Filter the entries that follow, copying every line in which the word "Source" appears.

— START OF Data entries —

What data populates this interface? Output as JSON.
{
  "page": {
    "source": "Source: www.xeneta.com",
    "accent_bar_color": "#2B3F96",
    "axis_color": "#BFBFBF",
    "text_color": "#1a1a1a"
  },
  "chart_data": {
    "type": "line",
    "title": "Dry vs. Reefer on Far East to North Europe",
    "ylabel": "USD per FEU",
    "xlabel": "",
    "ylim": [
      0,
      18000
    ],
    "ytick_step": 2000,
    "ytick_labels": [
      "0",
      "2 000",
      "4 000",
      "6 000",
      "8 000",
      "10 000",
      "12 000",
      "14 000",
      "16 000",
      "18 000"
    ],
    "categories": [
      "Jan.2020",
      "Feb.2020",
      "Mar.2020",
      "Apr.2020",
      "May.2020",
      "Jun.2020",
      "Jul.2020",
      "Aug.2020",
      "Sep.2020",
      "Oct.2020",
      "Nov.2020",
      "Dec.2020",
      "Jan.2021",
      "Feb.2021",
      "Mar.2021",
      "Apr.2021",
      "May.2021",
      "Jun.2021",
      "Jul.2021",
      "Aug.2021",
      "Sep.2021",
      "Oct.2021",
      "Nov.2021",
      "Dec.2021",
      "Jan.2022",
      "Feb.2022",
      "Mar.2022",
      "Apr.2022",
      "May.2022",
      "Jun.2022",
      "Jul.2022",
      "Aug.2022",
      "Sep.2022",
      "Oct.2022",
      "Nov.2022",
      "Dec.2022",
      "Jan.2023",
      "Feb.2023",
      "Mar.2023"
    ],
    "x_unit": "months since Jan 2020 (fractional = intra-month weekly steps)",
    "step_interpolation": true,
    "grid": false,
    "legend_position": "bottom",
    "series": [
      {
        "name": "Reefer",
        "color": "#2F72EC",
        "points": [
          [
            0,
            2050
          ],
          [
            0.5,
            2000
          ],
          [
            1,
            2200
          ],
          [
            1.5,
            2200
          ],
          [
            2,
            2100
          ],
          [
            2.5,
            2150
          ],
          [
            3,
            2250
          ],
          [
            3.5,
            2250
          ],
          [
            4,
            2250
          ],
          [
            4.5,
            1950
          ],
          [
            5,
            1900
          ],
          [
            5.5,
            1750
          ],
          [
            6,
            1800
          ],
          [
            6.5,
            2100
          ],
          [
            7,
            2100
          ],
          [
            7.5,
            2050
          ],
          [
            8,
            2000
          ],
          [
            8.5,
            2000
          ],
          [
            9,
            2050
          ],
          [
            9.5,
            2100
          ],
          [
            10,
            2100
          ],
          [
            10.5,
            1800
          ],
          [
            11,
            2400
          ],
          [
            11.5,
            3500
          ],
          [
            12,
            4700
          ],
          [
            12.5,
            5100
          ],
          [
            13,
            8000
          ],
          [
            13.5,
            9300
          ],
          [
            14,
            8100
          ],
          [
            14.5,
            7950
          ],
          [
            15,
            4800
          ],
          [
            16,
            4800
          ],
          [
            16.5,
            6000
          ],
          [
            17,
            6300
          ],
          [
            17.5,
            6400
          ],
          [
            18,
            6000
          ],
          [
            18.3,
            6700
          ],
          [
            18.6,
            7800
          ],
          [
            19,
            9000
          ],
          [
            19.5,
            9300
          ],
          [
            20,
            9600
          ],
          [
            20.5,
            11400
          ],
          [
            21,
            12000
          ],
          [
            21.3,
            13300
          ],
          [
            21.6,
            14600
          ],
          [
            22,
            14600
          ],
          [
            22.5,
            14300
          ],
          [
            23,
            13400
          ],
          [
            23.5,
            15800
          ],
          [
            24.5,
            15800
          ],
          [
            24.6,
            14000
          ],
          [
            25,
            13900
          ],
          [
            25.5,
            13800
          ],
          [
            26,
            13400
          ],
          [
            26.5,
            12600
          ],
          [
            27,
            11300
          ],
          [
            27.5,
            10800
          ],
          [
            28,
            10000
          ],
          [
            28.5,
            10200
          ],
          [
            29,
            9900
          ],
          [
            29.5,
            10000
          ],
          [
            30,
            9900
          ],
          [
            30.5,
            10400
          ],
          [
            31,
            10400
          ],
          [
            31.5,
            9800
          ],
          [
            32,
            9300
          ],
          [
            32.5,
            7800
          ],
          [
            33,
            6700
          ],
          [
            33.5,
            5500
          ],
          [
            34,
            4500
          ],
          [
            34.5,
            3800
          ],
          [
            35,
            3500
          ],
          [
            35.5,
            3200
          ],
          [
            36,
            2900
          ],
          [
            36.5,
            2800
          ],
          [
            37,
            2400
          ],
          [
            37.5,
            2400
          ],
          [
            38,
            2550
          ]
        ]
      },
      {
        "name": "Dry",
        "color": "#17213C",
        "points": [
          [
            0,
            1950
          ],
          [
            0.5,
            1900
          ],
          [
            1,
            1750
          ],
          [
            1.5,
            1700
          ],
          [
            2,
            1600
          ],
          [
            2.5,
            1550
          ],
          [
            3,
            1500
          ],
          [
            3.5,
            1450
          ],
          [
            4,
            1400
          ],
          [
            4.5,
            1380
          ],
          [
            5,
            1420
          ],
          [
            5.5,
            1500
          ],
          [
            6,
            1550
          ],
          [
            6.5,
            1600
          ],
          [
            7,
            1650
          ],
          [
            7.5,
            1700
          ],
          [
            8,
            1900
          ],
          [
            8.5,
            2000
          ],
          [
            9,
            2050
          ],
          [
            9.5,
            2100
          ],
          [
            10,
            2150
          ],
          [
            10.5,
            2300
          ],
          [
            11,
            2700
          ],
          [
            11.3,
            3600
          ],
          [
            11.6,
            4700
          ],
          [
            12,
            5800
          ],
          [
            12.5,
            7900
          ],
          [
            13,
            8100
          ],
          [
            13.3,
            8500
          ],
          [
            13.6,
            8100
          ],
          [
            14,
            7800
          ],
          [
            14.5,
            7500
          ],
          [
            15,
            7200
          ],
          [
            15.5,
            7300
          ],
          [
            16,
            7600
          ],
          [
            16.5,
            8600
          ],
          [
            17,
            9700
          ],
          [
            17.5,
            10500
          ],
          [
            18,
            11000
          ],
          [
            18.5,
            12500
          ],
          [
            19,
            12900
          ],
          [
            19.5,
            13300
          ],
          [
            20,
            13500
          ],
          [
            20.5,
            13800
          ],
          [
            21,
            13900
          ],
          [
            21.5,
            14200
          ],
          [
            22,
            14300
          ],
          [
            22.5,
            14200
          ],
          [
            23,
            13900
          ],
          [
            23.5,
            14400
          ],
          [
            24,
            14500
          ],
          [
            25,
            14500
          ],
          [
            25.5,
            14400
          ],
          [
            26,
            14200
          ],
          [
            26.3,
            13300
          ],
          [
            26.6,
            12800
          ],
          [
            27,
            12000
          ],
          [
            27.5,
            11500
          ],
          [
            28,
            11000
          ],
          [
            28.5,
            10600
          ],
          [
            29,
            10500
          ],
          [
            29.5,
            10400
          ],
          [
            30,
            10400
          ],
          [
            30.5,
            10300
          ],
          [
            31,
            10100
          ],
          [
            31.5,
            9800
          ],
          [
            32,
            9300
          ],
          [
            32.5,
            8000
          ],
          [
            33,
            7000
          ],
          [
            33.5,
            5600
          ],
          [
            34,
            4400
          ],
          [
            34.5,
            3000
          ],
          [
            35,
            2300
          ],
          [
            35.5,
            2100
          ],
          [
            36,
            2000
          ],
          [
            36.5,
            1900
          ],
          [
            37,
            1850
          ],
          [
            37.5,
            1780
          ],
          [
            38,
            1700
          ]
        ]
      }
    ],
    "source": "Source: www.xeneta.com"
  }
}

— END OF Data entries —

▶ [Answer below]
    "source": "Source: www.xeneta.com",
    "source": "Source: www.xeneta.com"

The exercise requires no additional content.